What needs to be done:
Copy the part of the records below that opens with the line containing "Patent image size: (742, 854)." and closes with the line containing "The third guide 73 is at (545, 551).". Reproduce every line without change, including both of those end lines.

Extracted records:
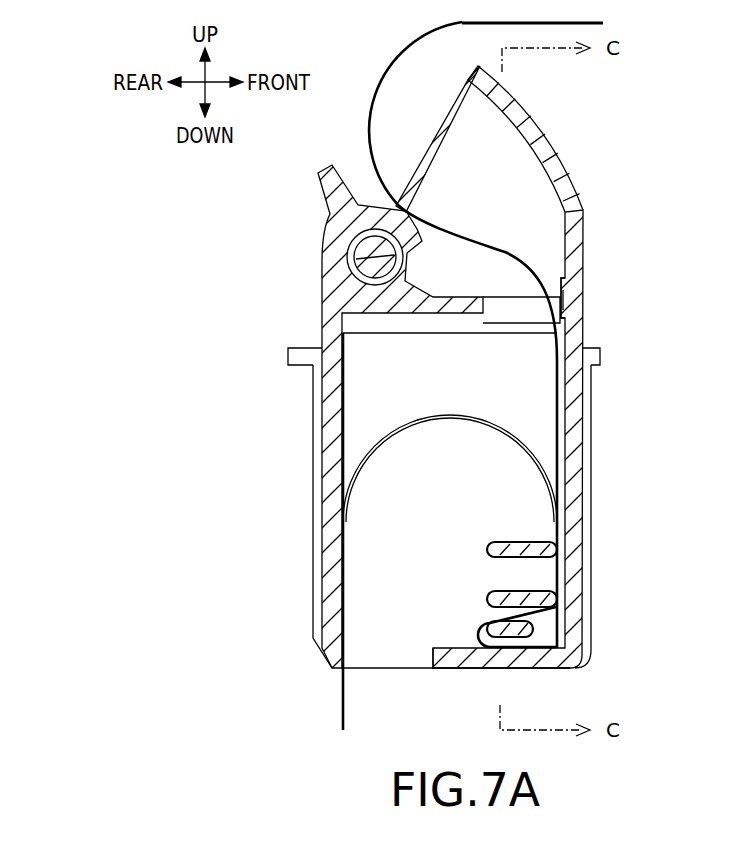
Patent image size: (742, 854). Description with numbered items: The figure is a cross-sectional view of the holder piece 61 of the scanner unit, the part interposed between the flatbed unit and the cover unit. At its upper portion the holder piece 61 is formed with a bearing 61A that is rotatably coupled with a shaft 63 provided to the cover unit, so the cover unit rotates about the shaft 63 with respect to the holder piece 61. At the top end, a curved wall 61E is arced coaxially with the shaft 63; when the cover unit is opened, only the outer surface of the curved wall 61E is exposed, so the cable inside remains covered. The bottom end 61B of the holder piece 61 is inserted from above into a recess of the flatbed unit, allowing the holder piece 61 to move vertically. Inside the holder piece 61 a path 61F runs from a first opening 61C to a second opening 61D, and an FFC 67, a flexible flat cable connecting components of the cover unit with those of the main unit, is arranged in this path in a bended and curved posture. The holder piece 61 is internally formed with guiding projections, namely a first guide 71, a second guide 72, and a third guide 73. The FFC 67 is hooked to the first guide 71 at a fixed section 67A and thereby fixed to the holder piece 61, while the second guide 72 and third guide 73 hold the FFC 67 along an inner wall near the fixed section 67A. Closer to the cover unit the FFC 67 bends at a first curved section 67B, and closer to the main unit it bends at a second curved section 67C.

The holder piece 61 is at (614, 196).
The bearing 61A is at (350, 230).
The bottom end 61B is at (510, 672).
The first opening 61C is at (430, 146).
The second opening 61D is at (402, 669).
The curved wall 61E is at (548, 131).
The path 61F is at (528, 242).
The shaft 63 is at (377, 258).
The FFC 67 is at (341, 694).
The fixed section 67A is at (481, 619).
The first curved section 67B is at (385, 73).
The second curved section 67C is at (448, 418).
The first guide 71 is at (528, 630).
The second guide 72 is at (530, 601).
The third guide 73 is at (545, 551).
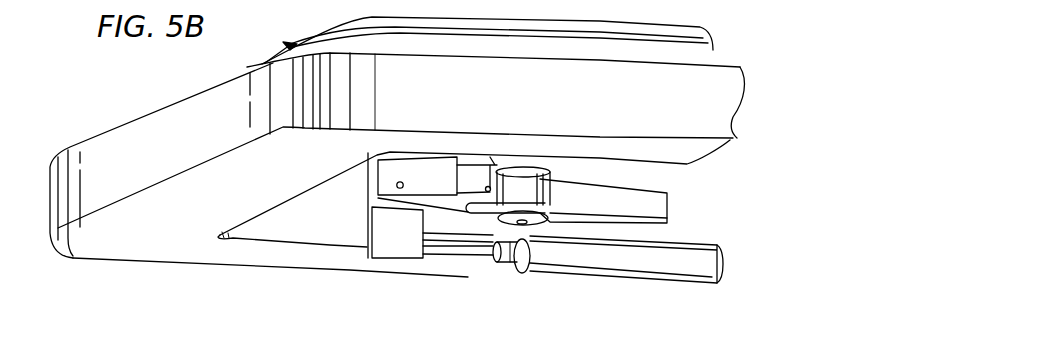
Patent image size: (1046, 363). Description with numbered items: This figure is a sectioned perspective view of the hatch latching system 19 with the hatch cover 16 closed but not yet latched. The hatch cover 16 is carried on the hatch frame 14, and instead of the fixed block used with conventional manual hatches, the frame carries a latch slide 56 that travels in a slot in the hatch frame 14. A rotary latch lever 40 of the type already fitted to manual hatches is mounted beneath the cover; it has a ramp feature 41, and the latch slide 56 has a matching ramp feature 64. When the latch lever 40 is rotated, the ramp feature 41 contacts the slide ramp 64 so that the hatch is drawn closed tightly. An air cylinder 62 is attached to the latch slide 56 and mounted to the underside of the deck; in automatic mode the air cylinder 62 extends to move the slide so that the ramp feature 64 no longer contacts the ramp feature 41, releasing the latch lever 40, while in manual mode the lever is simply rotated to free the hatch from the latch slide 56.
---
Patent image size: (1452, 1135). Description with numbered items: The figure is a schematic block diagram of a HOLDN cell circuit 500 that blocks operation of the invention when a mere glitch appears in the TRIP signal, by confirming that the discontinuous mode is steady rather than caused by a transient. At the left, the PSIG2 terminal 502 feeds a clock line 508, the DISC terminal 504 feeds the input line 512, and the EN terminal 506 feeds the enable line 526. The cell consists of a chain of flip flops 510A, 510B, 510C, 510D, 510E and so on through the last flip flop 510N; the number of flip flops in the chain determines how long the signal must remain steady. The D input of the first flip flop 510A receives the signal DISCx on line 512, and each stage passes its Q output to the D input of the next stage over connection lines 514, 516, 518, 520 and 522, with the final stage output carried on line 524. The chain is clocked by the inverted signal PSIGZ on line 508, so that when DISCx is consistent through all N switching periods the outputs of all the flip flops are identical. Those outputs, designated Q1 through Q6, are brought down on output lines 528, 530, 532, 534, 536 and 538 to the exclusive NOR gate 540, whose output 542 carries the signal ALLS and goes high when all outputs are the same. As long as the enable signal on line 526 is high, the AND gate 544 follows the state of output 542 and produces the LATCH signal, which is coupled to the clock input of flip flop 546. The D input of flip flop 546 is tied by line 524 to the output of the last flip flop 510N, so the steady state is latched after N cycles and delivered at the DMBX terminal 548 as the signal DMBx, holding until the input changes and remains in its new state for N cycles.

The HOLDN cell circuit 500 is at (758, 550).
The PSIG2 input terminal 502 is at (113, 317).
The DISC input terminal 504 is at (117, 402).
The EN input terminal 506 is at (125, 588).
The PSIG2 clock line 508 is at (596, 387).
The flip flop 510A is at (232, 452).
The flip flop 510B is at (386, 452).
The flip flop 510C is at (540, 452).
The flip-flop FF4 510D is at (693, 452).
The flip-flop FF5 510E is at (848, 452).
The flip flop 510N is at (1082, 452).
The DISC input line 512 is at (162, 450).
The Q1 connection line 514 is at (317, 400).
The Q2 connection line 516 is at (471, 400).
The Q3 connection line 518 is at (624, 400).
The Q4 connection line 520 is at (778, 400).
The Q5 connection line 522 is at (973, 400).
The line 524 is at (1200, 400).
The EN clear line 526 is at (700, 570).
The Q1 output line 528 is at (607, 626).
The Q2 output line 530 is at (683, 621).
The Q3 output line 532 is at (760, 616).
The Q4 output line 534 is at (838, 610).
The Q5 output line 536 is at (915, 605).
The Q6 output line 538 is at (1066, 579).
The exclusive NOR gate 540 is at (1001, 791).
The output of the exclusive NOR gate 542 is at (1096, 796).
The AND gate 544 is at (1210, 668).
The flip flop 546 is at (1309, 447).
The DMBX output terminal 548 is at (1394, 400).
---
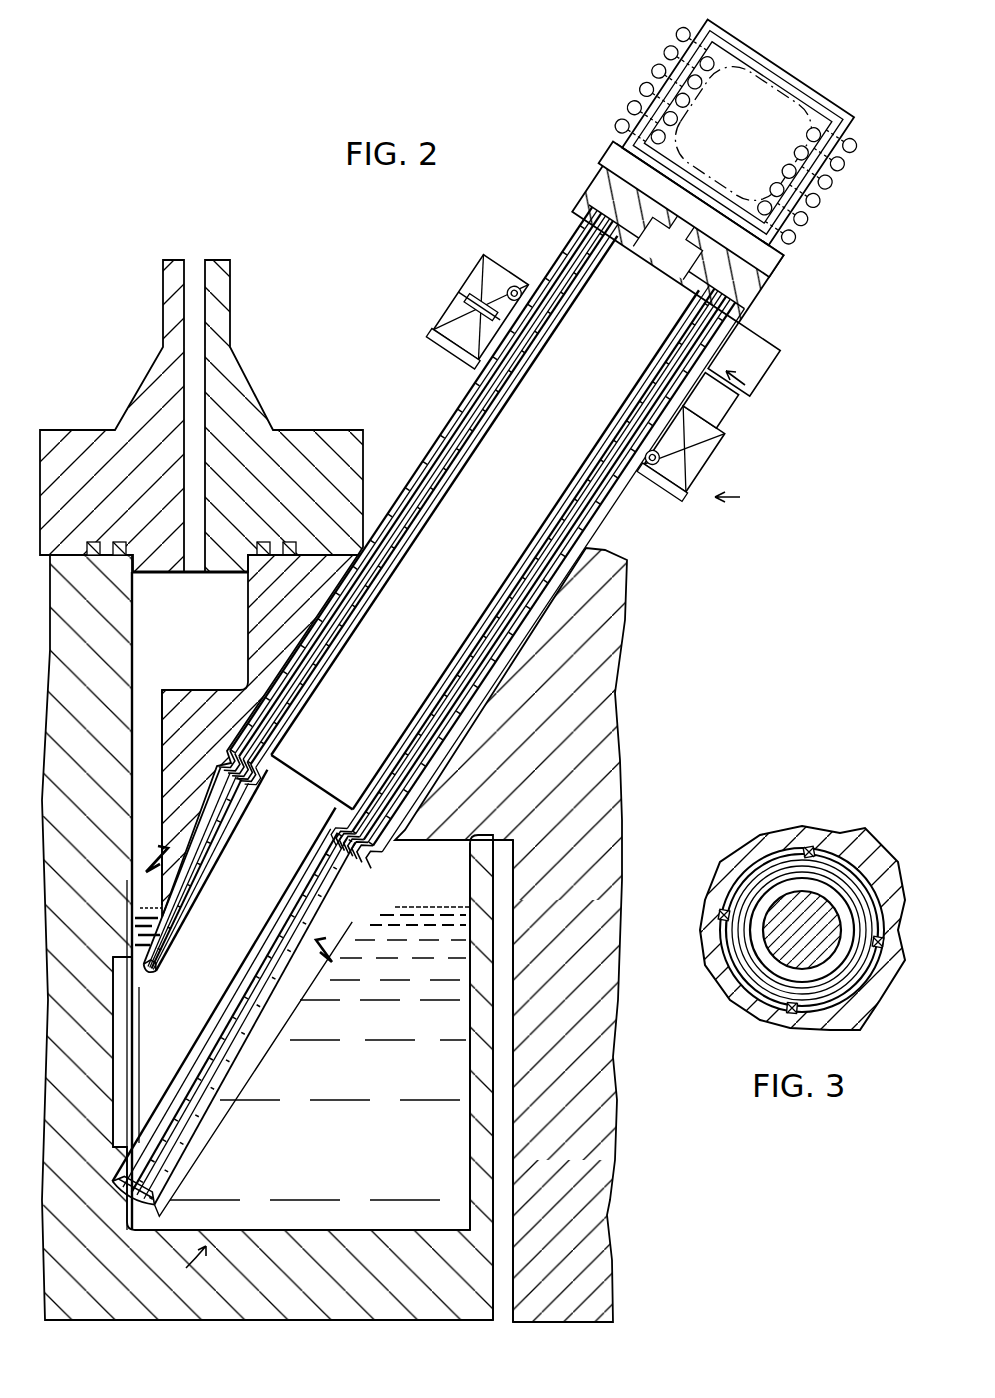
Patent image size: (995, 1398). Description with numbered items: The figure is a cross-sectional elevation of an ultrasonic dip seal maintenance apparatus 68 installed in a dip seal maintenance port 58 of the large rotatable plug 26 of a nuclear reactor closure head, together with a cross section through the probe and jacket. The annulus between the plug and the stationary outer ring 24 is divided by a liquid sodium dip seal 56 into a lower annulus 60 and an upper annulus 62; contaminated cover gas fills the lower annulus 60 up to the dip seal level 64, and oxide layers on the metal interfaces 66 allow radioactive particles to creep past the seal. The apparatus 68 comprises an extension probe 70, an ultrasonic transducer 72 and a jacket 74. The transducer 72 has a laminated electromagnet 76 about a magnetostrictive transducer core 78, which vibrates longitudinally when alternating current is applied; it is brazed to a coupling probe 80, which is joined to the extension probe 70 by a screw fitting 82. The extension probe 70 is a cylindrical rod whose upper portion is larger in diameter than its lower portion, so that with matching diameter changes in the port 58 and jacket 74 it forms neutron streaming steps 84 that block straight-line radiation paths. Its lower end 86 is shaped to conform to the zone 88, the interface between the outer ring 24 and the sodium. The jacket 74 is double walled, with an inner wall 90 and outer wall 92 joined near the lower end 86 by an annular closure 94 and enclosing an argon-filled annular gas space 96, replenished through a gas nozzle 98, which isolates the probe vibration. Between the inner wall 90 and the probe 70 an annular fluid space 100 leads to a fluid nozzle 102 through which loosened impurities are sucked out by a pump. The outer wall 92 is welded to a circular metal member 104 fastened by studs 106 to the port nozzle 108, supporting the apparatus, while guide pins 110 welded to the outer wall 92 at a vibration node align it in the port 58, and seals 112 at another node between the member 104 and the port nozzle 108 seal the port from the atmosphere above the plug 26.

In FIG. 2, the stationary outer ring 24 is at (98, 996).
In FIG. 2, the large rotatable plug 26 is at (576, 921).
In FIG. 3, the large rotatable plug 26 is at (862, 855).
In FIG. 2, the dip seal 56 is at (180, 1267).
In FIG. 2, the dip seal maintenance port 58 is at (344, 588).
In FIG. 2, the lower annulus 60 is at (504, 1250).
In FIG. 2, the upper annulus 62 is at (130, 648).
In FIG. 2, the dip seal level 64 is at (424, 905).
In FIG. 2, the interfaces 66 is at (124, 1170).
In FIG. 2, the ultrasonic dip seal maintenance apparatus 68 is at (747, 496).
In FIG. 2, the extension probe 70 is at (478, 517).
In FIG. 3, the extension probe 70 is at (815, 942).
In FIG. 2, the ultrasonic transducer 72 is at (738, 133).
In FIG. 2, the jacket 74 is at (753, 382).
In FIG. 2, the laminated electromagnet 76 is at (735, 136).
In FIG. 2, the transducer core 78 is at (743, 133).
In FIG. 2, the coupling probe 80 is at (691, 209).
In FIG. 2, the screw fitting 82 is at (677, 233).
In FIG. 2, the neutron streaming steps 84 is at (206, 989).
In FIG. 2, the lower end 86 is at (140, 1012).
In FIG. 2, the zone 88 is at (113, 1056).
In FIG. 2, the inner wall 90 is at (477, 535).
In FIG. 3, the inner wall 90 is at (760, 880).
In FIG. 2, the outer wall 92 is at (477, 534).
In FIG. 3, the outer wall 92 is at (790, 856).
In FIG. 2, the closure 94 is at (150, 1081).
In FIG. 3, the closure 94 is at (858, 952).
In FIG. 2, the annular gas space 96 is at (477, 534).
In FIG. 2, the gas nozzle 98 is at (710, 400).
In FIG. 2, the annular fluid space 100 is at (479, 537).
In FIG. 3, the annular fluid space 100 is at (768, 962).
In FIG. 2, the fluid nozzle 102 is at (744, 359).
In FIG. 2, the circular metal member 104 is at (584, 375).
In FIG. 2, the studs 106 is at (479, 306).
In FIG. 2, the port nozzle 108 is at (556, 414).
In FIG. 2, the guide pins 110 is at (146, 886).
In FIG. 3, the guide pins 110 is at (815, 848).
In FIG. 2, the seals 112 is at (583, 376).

Solution to this exercise:
Patent image size: (742, 854). Description with numbered items: The figure is a cross-sectional view of the holder piece 61 of the scanner unit, the part interposed between the flatbed unit and the cover unit. At its upper portion the holder piece 61 is formed with a bearing 61A that is rotatably coupled with a shaft 63 provided to the cover unit, so the cover unit rotates about the shaft 63 with respect to the holder piece 61. At the top end, a curved wall 61E is arced coaxially with the shaft 63; when the cover unit is opened, only the outer surface of the curved wall 61E is exposed, so the cable inside remains covered. The bottom end 61B of the holder piece 61 is inserted from above into a recess of the flatbed unit, allowing the holder piece 61 to move vertically. Inside the holder piece 61 a path 61F runs from a first opening 61C to a second opening 61D, and an FFC 67, a flexible flat cable connecting components of the cover unit with those of the main unit, is arranged in this path in a bended and curved posture. The holder piece 61 is internally formed with guiding projections, namely a first guide 71, a second guide 72, and a third guide 73. The FFC 67 is hooked to the first guide 71 at a fixed section 67A and thereby fixed to the holder piece 61, while the second guide 72 and third guide 73 hold the FFC 67 along an inner wall near the fixed section 67A. Closer to the cover unit the FFC 67 bends at a first curved section 67B, and closer to the main unit it bends at a second curved section 67C.

The holder piece 61 is at (614, 196).
The bearing 61A is at (350, 230).
The bottom end 61B is at (510, 672).
The first opening 61C is at (430, 146).
The second opening 61D is at (402, 669).
The curved wall 61E is at (548, 131).
The path 61F is at (528, 242).
The shaft 63 is at (377, 258).
The FFC 67 is at (341, 694).
The fixed section 67A is at (481, 619).
The first curved section 67B is at (385, 73).
The second curved section 67C is at (448, 418).
The first guide 71 is at (528, 630).
The second guide 72 is at (530, 601).
The third guide 73 is at (545, 551).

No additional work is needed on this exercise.